<<<<

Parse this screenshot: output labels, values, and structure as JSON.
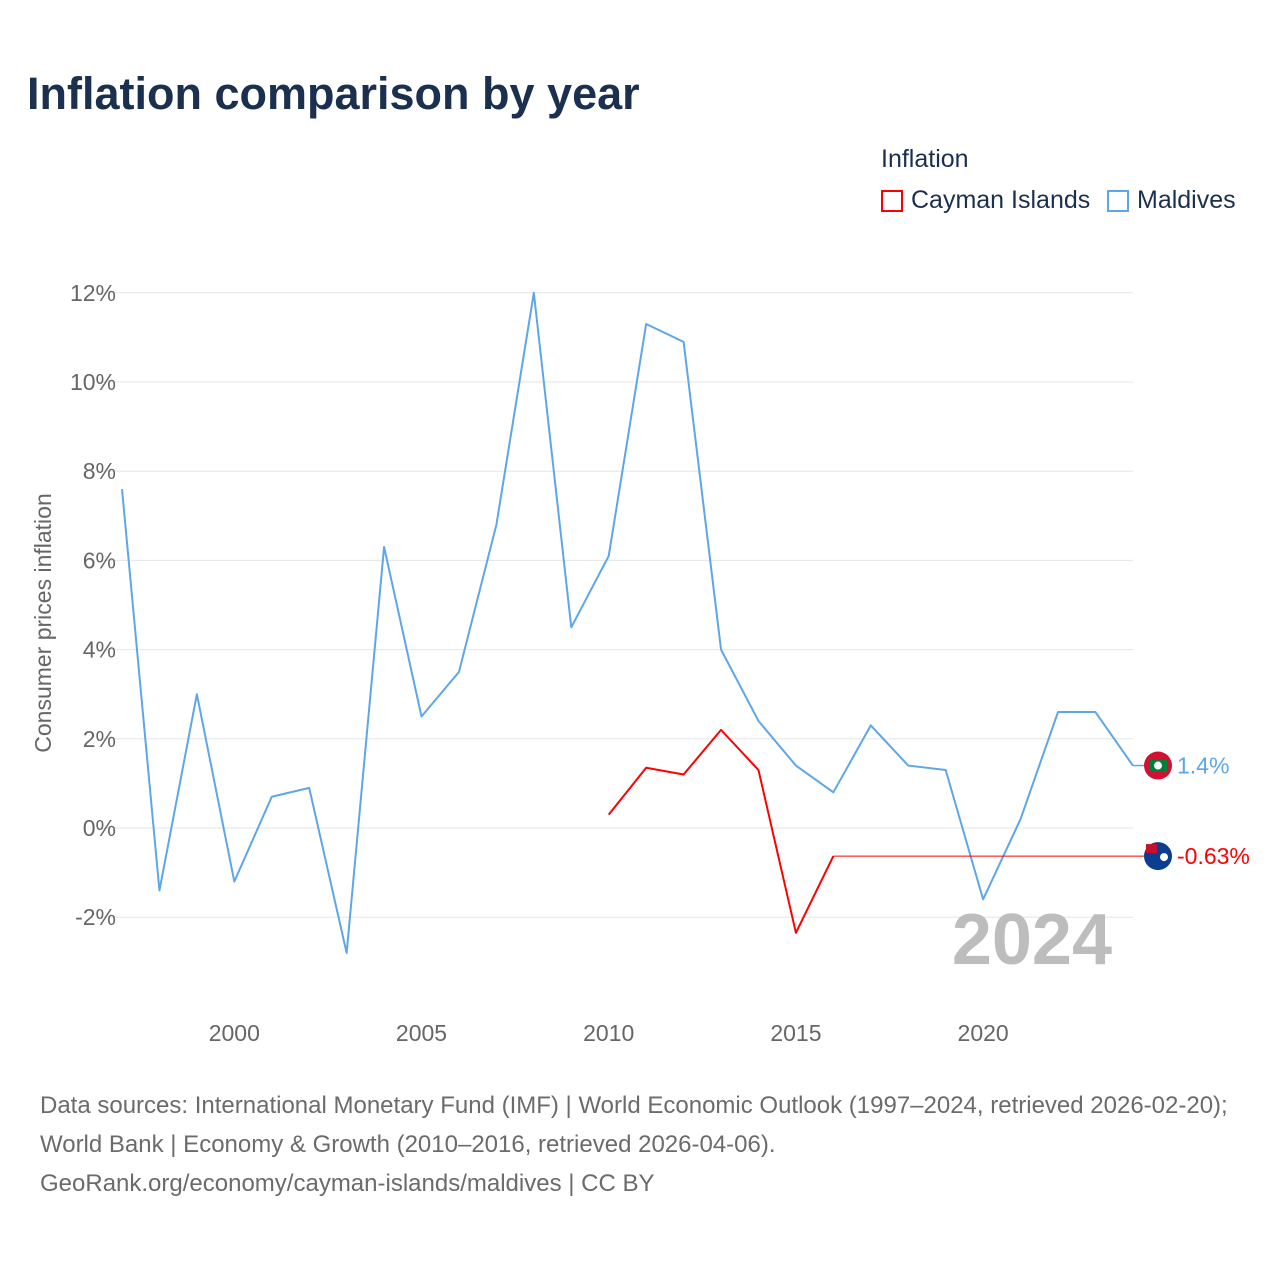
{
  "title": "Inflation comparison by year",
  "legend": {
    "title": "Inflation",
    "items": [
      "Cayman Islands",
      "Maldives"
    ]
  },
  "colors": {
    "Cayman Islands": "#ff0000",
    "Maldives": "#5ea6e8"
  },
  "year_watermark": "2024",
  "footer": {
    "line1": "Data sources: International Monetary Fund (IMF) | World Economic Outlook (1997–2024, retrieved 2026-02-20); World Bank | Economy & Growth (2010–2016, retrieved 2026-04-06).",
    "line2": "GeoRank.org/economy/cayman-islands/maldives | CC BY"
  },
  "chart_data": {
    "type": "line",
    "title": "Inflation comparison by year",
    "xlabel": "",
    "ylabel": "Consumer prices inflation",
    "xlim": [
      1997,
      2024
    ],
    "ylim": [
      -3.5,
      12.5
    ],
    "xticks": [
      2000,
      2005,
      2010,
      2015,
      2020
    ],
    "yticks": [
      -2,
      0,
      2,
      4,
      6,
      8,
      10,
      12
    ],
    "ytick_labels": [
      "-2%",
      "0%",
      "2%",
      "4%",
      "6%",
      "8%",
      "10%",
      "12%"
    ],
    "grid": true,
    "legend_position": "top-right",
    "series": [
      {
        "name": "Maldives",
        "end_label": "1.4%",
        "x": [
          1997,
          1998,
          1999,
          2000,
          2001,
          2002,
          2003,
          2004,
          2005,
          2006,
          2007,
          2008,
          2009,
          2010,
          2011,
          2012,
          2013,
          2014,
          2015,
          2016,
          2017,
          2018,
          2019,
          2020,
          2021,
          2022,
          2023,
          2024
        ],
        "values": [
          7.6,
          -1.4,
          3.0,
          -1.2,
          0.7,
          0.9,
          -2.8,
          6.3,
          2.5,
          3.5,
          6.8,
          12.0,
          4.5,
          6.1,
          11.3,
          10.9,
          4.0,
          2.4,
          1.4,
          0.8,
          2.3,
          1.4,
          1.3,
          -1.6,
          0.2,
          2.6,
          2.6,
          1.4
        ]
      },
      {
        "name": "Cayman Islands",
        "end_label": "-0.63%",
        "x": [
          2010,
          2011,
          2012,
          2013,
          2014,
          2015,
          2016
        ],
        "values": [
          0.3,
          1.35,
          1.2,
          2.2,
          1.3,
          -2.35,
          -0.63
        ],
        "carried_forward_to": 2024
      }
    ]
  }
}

>>>>
<<<<

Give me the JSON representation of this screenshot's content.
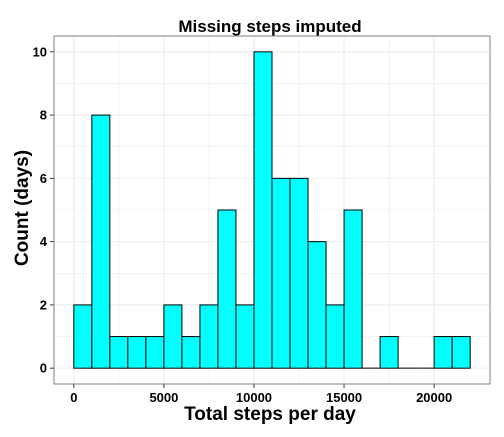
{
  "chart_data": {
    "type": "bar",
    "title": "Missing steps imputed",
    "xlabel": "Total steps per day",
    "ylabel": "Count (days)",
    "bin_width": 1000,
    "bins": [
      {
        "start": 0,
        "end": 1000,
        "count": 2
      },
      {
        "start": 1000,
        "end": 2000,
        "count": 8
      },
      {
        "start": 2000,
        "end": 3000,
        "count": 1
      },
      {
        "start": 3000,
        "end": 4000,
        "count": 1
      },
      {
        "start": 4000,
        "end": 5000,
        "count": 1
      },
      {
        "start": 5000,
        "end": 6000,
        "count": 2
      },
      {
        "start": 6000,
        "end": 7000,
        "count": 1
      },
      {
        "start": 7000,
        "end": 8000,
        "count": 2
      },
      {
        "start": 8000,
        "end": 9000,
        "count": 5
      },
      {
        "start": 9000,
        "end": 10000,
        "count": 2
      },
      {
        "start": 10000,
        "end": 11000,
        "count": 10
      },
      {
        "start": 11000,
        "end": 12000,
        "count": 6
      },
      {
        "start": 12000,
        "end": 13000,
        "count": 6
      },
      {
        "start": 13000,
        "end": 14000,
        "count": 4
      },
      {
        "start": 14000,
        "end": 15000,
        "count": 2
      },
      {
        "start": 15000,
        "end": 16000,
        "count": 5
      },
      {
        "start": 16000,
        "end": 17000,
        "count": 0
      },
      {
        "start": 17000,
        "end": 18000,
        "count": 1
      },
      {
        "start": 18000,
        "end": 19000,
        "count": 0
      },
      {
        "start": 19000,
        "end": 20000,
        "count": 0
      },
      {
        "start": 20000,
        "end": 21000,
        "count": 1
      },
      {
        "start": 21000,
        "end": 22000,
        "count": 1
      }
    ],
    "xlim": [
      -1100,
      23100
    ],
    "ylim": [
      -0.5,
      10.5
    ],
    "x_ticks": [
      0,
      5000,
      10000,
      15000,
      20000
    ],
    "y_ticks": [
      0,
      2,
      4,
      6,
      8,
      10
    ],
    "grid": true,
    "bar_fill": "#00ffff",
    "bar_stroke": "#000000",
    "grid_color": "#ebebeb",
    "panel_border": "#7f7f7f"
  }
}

>>>>

§ **TASK OBJECTIVE**:
Search the lines for "this". Copy each line that has it.

§ **RESULT OF THE EXERCISE**:
Parse this screenshot: output labels, values, and structure as JSON.
Give me the JSON representation of this screenshot's content.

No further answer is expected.